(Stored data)
────────

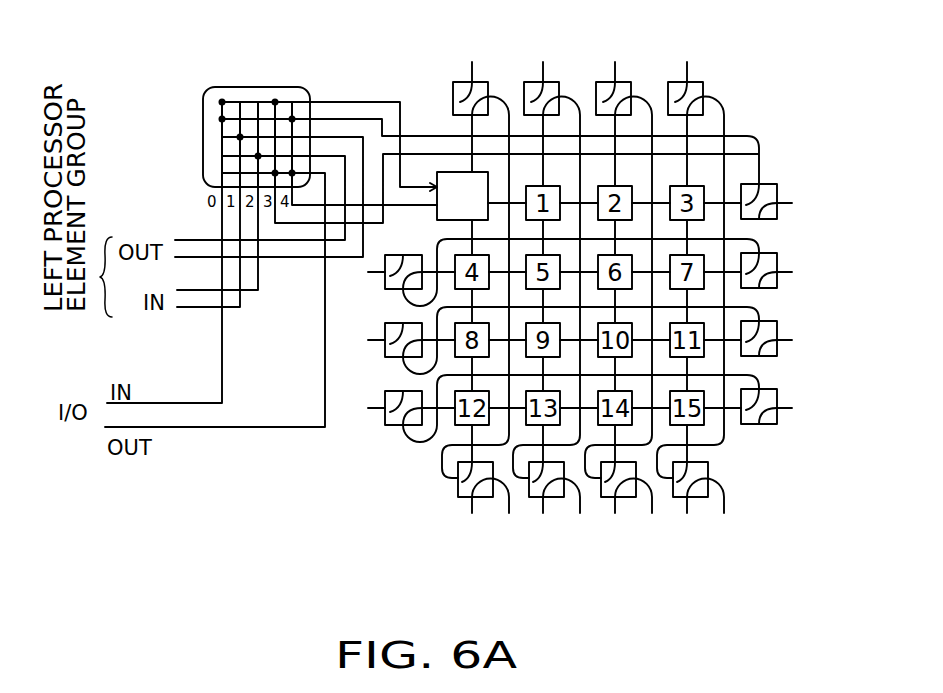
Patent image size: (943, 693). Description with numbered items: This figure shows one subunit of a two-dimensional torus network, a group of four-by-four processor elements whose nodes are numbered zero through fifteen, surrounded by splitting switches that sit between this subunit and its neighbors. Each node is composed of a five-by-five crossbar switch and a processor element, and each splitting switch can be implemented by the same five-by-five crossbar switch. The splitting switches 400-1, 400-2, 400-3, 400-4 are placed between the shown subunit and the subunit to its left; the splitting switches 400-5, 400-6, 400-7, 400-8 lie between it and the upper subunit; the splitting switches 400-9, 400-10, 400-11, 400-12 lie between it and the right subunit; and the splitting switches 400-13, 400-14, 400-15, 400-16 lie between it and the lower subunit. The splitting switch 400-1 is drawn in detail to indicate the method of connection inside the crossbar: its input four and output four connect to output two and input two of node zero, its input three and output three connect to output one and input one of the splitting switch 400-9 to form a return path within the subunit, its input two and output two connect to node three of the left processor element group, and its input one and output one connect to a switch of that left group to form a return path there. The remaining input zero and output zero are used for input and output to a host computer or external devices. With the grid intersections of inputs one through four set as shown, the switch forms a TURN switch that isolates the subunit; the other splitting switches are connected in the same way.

The splitting switch 400-1 is at (284, 88).
The splitting switch 400-2 is at (437, 221).
The splitting switch 400-3 is at (389, 289).
The splitting switch 400-4 is at (389, 357).
The splitting switch 400-5 is at (485, 82).
The splitting switch 400-6 is at (556, 82).
The splitting switch 400-7 is at (628, 82).
The splitting switch 400-8 is at (703, 82).
The splitting switch 400-9 is at (777, 193).
The splitting switch 400-10 is at (777, 261).
The splitting switch 400-11 is at (777, 329).
The splitting switch 400-12 is at (777, 398).
The splitting switch 400-13 is at (466, 498).
The splitting switch 400-14 is at (540, 498).
The splitting switch 400-15 is at (613, 498).
The splitting switch 400-16 is at (678, 498).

────────

Reproduce verbatim the portion of the listing that begins at its start and ends with the line containing "The splitting switch 400-11 is at (777, 329).", including both ends. Omit the pictures from your reproduction.

Patent image size: (943, 693). Description with numbered items: This figure shows one subunit of a two-dimensional torus network, a group of four-by-four processor elements whose nodes are numbered zero through fifteen, surrounded by splitting switches that sit between this subunit and its neighbors. Each node is composed of a five-by-five crossbar switch and a processor element, and each splitting switch can be implemented by the same five-by-five crossbar switch. The splitting switches 400-1, 400-2, 400-3, 400-4 are placed between the shown subunit and the subunit to its left; the splitting switches 400-5, 400-6, 400-7, 400-8 lie between it and the upper subunit; the splitting switches 400-9, 400-10, 400-11, 400-12 lie between it and the right subunit; and the splitting switches 400-13, 400-14, 400-15, 400-16 lie between it and the lower subunit. The splitting switch 400-1 is drawn in detail to indicate the method of connection inside the crossbar: its input four and output four connect to output two and input two of node zero, its input three and output three connect to output one and input one of the splitting switch 400-9 to form a return path within the subunit, its input two and output two connect to node three of the left processor element group, and its input one and output one connect to a switch of that left group to form a return path there. The remaining input zero and output zero are used for input and output to a host computer or external devices. With the grid intersections of inputs one through four set as shown, the switch forms a TURN switch that isolates the subunit; the other splitting switches are connected in the same way.

The splitting switch 400-1 is at (284, 88).
The splitting switch 400-2 is at (437, 221).
The splitting switch 400-3 is at (389, 289).
The splitting switch 400-4 is at (389, 357).
The splitting switch 400-5 is at (485, 82).
The splitting switch 400-6 is at (556, 82).
The splitting switch 400-7 is at (628, 82).
The splitting switch 400-8 is at (703, 82).
The splitting switch 400-9 is at (777, 193).
The splitting switch 400-10 is at (777, 261).
The splitting switch 400-11 is at (777, 329).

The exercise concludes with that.